▸ **Отрывок из документа**:
• • •

Хакстейбл обратил внимание, что камни у главного входа в пещеру сдвинуты. Он также заметил еще три входа – небольших, но достаточно широких, чтобы туда мог проникнуть шакал или гиена. Белый человек, ответственный за все происшедшее у пещеры, исчез. Внутри пещеры Хакстейбл обнаружил череп и голенную кость Лобенгулы. Видимо, животные, питающиеся падалью, проникли в пещеру через небольшие входы и утащили остальную часть скелета.
Было также ясно, что кто-то обшарил пещеру задолго до Млимо. Теперь, когда секрет могилы Лобенгулы раскрыт, появился какой-то старик и рассказал о тех предметах, которые были оставлены вместе с телом короля. Это два стула и трубка, деньги и куски золота, королевское седло, латунный подсвечник, два ружья, глиняная посуда, серебряные кувшины, ваза из белого металла, кувшины, сковороды и форма для литья пуль. Как вы сами понимаете, золото забрали задолго до появления Хакстейбла. Некоторые предметы – форма для литья пуль, старые ружья, горшки и сковороды, которые вытащила Богиня Дождя, были возвращены на место.

• • •

▸ **Записанные данные**:

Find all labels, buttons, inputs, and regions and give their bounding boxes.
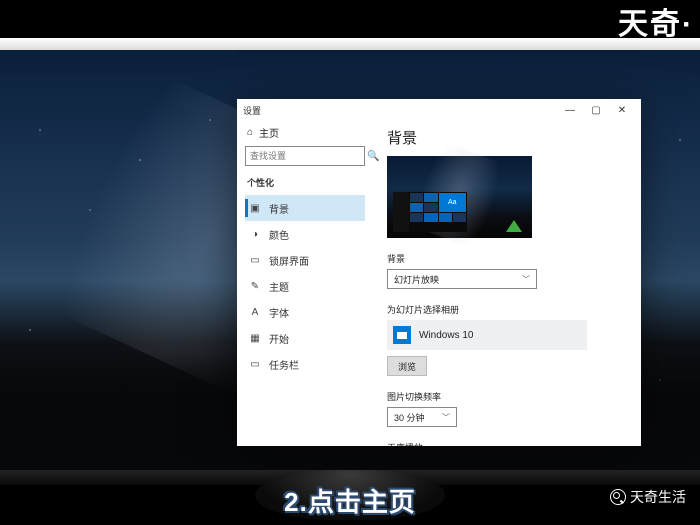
start-icon: ▦ — [249, 333, 261, 344]
settings-content: 背景 Aa 背景 幻灯片放映 ﹀ 为幻灯片选择相册 — [373, 121, 641, 446]
folder-icon — [393, 326, 411, 344]
font-icon: A — [249, 307, 261, 318]
tutorial-caption: 2.点击主页 — [284, 482, 416, 519]
bg-mode-select[interactable]: 幻灯片放映 ﹀ — [387, 269, 537, 289]
lock-icon: ▭ — [249, 255, 261, 266]
bg-mode-value: 幻灯片放映 — [394, 273, 439, 286]
nav-themes[interactable]: ✎ 主题 — [245, 273, 365, 299]
nav-background-label: 背景 — [269, 201, 289, 216]
theme-icon: ✎ — [249, 281, 261, 292]
browse-button[interactable]: 浏览 — [387, 356, 427, 376]
brand-text: 天奇生活 — [630, 487, 686, 507]
bg-label: 背景 — [387, 252, 627, 265]
settings-window: 设置 — ▢ ✕ ⌂ 主页 🔍 个性化 ▣ 背景 ◑ 颜色 — [237, 99, 641, 446]
nav-fonts-label: 字体 — [269, 305, 289, 320]
window-close-button[interactable]: ✕ — [609, 99, 635, 121]
nav-taskbar-label: 任务栏 — [269, 357, 299, 372]
home-link[interactable]: ⌂ 主页 — [245, 123, 365, 146]
nav-background[interactable]: ▣ 背景 — [245, 195, 365, 221]
taskbar-icon: ▭ — [249, 359, 261, 370]
nav-lockscreen[interactable]: ▭ 锁屏界面 — [245, 247, 365, 273]
window-title: 设置 — [243, 104, 261, 117]
home-icon: ⌂ — [247, 127, 253, 138]
nav-colors-label: 颜色 — [269, 227, 289, 242]
search-box[interactable]: 🔍 — [245, 146, 365, 166]
preview-start-overlay: Aa — [393, 192, 467, 232]
brand-logo-icon — [610, 489, 626, 505]
tent-icon — [506, 220, 522, 232]
chevron-down-icon: ﹀ — [442, 412, 450, 423]
monitor-bezel-top — [0, 38, 700, 50]
nav-fonts[interactable]: A 字体 — [245, 299, 365, 325]
nav-start-label: 开始 — [269, 331, 289, 346]
search-input[interactable] — [250, 151, 367, 161]
interval-label: 图片切换频率 — [387, 390, 627, 403]
nav-themes-label: 主题 — [269, 279, 289, 294]
brand-watermark: 天奇生活 — [610, 487, 686, 507]
interval-value: 30 分钟 — [394, 411, 425, 424]
picture-icon: ▣ — [249, 203, 261, 214]
nav-start[interactable]: ▦ 开始 — [245, 325, 365, 351]
album-value: Windows 10 — [419, 330, 473, 341]
chevron-down-icon: ﹀ — [522, 274, 530, 285]
home-label: 主页 — [259, 125, 279, 140]
nav-lockscreen-label: 锁屏界面 — [269, 253, 309, 268]
settings-sidebar: ⌂ 主页 🔍 个性化 ▣ 背景 ◑ 颜色 ▭ 锁屏界面 ✎ 主题 — [237, 121, 373, 446]
interval-select[interactable]: 30 分钟 ﹀ — [387, 407, 457, 427]
page-heading: 背景 — [387, 127, 627, 148]
album-row[interactable]: Windows 10 — [387, 320, 587, 350]
background-preview: Aa — [387, 156, 532, 238]
window-maximize-button[interactable]: ▢ — [583, 99, 609, 121]
window-titlebar[interactable]: 设置 — ▢ ✕ — [237, 99, 641, 121]
preview-aa-tile: Aa — [439, 193, 467, 212]
shuffle-label: 无序播放 — [387, 441, 627, 446]
window-minimize-button[interactable]: — — [557, 99, 583, 121]
album-label: 为幻灯片选择相册 — [387, 303, 627, 316]
nav-colors[interactable]: ◑ 颜色 — [245, 221, 365, 247]
nav-taskbar[interactable]: ▭ 任务栏 — [245, 351, 365, 377]
palette-icon: ◑ — [249, 229, 261, 240]
sidebar-category: 个性化 — [247, 176, 365, 189]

• • •

▸ **Набор заданий**:
a) Что нашел Хакстейбл внутри пещеры, судя по тексту о могиле Лобенгулы?
b) Продолжите текст о могиле Лобенгулы после его последнего предложения.
Данные — отдельный материал, с текстом о могиле Лобенгулы они не связаны.

▸ **Ответы по заданиям**:
a) Череп и голенную кость Лобенгулы.

b)
Архивы Британской Южноафриканской компании доказывают, что власти впервые узнали о могиле Лобенгулы еще в 1912 году, но скрыли находку по соображениям безопасности, боясь роста враждебных настроений у матабеле в случае если эта новость будет опубликована.
Искатели сокровищ беспокоили правительство в разные годы. Так, один белый утверждал, что он случайно обнаружил захоронение в 1915 году, когда охотился на бабуинов. Но власти очень хорошо знали, что за всеми этими визитами, нарушавшими покой мощей короля, стояли сокровища Лобенгулы. Королева Лосикейи несколько раз тайком посещала пещеру для совершения священных ритуалов. «Сокровища пещеры, если они вообще существовали, забрали оттуда много лет назад, – говорилось в одном официальном отчете. – Но как это было на самом деле мы, может, никогда и не узнаем».
Пещера Лобенгулы была замурована, и череп великого вождя покоится в безопасности, когда снаружи бродят гиены. А где же алмазы, золото и другие сокровища? Лейпольдт умер в 1945 году, его здоровье было подорвано тяжелыми испытаниями и малярией во время его многочисленных экспедиций. Но вероятнее всего, что тайна миллионов Лобенгулы умерла вместе с негодяем Джоном Джэкобсом, человеком, который когда-то знал точное место клада, но так и не смог добраться до сокровищ.
(Лоуренс Грин. Тайны берега скелетов. – М. / Общество по изучению тайн и загадок земли, 1993)
8. КЛАД ЕМЕЛЬЯНА ПУГАЧЕВА
А теперь отправимся в другое место – Уральские горы. Именно здесь, как утверждал известный геолог и популяризатор науки профессор А. А. Малахов, спрятал свои «сбережения» Емельян Пугачев, когда понял, что его попытка овладеть российским престолом обречена на провал.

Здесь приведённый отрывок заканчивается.